Real projective space ${\mathbb{R}\mathrm{P}^1}$ is the set of lines through the origin in ${\mathbb{R}^2}$. We can think about ${\mathbb{R}\mathrm{P}^1}$ as ${\mathbb{R} \cup \{\infty\}}$, where ${x\in \mathbb{R}}$ is associated with the line (point in ${\mathbb{R}\mathrm{P}^1}$) intersecting ${\{y=1\}}$ in ${x}$, and ${\infty}$ is the horizontal line. There is a natural projection ${\mathbb{R}^2 \setminus \{0\} \rightarrow \mathbb{R}\mathrm{P}^1}$ by projecting a point to the line it is on. Under this projection, ${H}$ maps to ${(-1,1)\subseteq \mathbb{R} \subseteq \mathbb{R}\mathrm{P}^1}$.

Since ${SO_0(1,1)}$ acts on ${\mathbb{R}^2}$ preserving the lines ${y = \pm x}$, it gives a projective action on ${\mathbb{R}\mathrm{P}^1}$ fixing the points ${\pm 1}$. Now suppose we have any projective linear isomorphism of ${\mathbb{R}\mathrm{P}^1}$ fixing ${\pm 1}$. The isomorphism is represented by a matrix ${A \in \mathrm{PGL}(2,\mathbb{R})}$ with eigenvectors ${\left[ \begin{array}{c} 1 \\ \pm 1 \end{array} \right]}$. Since scaling ${A}$ preserves its projective class, we may assume it has determinant 1. Its eigenvalues are thus ${\lambda}$ and ${\lambda^{-1}}$. The determinant equation, plus the fact that

$\displaystyle A \left[ \begin{array}{c} 1 \\ \pm 1 \end{array} \right] = \left[ \begin{array}{c} \lambda^{\pm 1} \\ \pm \lambda^{\pm 1} \end{array} \right]$

Implies that ${A}$ is of the form of a matrix in ${SO_0(1,1)}$. Therefore, the projective linear structure on ${(-1,1) \subseteq \mathbb{R}\mathrm{P}^1}$ is the “same” (has the same isometry (isomorphism) group) as the hyperbolic (Riemannian) structure on ${H}$.

Metric

Clearly, we’re going to use the pushforward metric under the projection of ${H}$ to ${(-1,1)}$, but it turns out that this metric is a natural choice for other reasons, and it has a nice expression.

Data records:

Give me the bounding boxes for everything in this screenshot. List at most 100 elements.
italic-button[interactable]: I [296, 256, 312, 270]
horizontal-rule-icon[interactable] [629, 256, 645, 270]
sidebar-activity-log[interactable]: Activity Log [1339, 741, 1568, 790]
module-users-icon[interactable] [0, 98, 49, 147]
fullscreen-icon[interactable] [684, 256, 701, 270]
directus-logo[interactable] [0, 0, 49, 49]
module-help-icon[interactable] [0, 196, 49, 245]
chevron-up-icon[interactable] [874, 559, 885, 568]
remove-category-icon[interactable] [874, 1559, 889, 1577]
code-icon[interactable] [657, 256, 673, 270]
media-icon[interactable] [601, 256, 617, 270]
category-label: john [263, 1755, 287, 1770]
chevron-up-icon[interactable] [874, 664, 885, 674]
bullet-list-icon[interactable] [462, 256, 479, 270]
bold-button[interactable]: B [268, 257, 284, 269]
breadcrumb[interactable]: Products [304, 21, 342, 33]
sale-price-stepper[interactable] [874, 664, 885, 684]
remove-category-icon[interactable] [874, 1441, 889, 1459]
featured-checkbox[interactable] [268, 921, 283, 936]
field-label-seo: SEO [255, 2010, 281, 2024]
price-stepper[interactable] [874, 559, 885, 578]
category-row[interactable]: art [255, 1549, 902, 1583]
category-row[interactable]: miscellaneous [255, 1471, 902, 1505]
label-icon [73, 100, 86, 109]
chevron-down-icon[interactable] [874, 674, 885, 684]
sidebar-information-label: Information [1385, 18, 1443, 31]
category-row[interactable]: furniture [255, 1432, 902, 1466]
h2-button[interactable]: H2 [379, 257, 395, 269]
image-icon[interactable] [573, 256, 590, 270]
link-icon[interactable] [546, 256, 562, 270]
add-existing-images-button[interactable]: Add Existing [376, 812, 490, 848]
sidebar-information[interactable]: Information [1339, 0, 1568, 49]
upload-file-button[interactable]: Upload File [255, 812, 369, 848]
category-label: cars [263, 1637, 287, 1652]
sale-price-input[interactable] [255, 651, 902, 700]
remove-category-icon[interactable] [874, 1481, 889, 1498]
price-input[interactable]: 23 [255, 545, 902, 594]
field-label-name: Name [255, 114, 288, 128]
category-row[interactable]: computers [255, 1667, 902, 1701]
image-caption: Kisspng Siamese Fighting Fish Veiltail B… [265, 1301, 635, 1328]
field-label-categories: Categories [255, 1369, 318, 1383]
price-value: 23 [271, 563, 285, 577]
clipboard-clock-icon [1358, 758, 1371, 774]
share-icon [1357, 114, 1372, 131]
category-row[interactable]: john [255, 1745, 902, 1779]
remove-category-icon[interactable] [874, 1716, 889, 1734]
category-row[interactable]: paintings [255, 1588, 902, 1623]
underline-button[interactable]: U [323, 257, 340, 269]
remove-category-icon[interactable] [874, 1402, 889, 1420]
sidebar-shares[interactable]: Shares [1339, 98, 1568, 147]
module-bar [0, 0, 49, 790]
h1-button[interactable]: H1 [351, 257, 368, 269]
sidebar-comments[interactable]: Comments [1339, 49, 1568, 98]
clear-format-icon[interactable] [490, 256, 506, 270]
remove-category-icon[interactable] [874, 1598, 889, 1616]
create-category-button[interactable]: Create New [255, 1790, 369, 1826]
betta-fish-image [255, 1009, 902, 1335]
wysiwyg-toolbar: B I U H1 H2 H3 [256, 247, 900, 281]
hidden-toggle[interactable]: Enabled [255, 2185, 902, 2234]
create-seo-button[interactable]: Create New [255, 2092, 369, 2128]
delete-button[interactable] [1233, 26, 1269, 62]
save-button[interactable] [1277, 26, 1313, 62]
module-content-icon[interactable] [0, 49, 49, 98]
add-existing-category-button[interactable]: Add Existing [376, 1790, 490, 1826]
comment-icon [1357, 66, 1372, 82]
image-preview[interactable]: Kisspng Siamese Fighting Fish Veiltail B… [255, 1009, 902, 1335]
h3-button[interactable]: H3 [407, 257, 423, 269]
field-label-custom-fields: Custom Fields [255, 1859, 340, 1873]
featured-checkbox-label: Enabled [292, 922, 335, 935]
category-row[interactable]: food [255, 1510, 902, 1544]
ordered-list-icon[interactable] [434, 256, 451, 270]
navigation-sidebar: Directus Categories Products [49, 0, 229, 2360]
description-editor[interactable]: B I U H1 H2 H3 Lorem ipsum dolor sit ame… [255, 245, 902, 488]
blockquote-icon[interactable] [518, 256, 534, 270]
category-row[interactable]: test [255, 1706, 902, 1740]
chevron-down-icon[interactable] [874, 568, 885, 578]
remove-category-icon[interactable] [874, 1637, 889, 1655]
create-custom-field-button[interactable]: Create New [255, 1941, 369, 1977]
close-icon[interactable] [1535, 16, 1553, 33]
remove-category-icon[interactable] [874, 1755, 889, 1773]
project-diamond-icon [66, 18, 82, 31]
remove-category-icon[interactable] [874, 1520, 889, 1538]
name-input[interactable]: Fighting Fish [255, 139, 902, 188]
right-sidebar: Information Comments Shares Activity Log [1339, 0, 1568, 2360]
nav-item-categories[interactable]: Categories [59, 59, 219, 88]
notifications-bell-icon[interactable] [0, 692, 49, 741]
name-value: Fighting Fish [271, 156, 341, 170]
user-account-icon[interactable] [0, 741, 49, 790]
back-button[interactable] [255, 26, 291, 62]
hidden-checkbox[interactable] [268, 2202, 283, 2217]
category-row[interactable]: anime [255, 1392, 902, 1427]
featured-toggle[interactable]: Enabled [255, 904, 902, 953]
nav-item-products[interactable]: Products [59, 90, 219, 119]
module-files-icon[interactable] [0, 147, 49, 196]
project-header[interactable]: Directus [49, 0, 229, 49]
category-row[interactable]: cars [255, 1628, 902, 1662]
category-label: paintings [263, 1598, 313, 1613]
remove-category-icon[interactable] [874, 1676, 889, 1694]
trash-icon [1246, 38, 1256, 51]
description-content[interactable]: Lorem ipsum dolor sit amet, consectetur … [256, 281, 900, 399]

WHAT IS ASKED: Set down everything in the excerpt on real projective space from "Clearly, we’re going" down to "a nice expression.".

TASK SOLUTION:
Clearly, we’re going to use the pushforward metric under the projection of ${H}$ to ${(-1,1)}$, but it turns out that this metric is a natural choice for other reasons, and it has a nice expression.